Given exercise -
Pull out each line of the data that includes the word "this".
━━ Given records
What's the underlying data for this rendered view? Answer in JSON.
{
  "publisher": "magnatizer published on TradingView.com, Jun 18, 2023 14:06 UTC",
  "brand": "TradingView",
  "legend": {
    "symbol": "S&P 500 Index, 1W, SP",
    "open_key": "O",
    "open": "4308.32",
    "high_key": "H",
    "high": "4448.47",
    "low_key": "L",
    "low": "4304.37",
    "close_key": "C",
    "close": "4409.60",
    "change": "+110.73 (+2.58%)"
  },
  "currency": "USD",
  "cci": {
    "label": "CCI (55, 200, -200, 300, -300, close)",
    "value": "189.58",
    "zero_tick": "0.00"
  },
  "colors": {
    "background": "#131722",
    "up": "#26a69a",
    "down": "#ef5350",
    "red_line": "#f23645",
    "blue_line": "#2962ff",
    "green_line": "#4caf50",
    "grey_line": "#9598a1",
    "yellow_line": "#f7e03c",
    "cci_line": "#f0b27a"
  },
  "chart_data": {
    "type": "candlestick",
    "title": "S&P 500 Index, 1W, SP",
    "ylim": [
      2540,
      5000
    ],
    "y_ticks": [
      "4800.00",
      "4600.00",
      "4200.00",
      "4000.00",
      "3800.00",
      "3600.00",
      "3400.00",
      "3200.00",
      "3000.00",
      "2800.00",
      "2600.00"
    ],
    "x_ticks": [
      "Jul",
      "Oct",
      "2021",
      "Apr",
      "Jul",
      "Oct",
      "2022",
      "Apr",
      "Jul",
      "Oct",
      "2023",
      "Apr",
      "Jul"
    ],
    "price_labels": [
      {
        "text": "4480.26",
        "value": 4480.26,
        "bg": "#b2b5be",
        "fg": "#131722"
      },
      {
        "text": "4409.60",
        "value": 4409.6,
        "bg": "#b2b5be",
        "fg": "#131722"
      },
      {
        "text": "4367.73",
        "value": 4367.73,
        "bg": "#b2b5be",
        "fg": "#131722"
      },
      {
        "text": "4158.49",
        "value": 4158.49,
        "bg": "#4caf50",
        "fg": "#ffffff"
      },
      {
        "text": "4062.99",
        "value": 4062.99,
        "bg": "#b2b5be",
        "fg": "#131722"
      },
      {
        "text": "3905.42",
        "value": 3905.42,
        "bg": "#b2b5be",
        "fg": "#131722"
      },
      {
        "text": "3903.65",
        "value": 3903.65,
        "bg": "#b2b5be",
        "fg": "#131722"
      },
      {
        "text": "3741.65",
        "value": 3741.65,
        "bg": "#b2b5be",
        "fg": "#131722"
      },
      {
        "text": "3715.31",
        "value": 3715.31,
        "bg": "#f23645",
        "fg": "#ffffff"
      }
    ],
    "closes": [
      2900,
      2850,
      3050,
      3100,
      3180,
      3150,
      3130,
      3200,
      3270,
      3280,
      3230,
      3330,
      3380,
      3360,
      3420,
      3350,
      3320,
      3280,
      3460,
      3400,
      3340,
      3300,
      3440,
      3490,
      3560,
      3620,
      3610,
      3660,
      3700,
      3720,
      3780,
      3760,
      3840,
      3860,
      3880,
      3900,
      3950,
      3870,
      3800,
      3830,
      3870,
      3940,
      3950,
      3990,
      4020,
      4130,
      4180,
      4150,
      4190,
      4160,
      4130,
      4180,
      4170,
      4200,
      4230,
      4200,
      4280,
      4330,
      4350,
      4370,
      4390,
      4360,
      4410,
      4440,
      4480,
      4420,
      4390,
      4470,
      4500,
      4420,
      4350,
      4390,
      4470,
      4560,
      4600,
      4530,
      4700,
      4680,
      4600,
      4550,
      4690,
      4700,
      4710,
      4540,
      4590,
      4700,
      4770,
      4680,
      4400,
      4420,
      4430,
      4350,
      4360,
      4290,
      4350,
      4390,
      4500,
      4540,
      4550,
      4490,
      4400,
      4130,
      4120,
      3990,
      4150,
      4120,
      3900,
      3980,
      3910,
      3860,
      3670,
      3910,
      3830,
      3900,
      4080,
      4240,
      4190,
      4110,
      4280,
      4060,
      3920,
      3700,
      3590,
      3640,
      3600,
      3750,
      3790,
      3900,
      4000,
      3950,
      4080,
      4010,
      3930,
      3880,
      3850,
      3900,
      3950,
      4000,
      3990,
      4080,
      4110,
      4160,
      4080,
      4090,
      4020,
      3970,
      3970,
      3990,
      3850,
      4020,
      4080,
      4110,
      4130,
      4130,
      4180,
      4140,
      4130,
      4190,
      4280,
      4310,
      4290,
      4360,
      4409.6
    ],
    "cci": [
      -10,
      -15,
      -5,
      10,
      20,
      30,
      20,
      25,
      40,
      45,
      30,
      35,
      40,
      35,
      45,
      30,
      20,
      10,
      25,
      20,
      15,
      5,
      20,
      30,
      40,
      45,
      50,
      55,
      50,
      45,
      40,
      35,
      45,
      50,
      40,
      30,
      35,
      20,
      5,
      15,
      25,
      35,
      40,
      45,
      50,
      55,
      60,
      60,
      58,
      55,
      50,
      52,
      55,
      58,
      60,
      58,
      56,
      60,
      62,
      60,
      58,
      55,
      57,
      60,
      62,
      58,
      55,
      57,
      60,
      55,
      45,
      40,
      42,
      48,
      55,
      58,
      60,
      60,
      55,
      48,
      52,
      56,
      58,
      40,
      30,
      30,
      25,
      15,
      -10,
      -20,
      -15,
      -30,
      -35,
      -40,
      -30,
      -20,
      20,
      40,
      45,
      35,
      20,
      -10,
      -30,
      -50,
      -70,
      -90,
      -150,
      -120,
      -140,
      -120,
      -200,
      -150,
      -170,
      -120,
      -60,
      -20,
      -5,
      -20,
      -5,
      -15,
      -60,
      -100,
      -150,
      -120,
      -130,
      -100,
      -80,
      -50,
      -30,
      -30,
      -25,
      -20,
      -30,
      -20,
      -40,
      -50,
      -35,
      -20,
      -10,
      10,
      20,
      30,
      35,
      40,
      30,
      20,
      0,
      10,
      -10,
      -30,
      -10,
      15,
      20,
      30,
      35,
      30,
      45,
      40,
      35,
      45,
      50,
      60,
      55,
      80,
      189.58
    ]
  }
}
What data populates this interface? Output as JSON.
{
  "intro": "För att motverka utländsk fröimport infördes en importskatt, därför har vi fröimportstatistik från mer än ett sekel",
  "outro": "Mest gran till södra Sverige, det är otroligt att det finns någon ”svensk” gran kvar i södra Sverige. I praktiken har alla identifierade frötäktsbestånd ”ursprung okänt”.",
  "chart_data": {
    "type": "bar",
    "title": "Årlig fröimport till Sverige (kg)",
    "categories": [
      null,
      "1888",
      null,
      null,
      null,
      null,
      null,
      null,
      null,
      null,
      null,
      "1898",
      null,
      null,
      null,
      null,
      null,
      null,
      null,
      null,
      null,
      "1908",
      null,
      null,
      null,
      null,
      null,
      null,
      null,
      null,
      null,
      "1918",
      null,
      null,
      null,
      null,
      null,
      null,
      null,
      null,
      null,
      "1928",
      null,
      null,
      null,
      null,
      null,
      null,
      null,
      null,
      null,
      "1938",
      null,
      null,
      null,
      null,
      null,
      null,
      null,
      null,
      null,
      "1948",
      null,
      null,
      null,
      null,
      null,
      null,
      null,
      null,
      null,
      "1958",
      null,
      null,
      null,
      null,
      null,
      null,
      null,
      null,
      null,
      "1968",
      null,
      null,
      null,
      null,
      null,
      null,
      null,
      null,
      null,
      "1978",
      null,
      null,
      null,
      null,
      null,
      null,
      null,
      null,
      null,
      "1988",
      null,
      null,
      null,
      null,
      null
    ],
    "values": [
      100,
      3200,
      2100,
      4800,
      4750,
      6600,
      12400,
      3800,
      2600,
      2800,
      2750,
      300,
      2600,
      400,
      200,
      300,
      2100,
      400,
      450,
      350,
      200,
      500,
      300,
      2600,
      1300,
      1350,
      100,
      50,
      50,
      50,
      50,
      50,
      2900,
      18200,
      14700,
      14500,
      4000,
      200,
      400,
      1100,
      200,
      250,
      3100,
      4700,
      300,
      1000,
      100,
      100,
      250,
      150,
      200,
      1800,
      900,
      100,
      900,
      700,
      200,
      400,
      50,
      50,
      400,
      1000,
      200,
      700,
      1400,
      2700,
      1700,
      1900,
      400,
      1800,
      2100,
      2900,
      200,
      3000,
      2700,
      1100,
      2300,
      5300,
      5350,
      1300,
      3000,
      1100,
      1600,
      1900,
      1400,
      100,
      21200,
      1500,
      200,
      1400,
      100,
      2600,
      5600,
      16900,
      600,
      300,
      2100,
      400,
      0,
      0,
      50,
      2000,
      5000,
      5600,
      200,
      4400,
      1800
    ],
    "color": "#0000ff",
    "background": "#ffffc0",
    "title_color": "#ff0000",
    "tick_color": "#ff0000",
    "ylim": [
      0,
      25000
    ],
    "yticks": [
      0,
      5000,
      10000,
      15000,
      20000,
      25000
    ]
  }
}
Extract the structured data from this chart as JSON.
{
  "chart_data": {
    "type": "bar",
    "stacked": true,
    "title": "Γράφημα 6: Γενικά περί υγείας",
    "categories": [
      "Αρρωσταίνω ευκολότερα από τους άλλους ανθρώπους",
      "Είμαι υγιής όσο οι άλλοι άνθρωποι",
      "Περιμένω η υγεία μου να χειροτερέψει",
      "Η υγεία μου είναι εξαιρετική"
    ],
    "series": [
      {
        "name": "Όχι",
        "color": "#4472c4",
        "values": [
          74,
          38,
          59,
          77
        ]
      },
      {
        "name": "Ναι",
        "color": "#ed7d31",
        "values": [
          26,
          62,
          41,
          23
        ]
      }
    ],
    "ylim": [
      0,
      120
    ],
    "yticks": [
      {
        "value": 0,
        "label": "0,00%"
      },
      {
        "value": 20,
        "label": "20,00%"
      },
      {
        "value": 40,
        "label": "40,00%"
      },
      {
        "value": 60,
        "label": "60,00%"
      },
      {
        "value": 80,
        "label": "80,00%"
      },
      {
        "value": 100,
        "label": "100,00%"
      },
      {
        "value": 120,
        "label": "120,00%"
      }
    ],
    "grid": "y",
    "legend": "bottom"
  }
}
━━━━
Reply to the exercise -
What's the underlying data for this rendered view? Answer in JSON.
What data populates this interface? Output as JSON.
Extract the structured data from this chart as JSON.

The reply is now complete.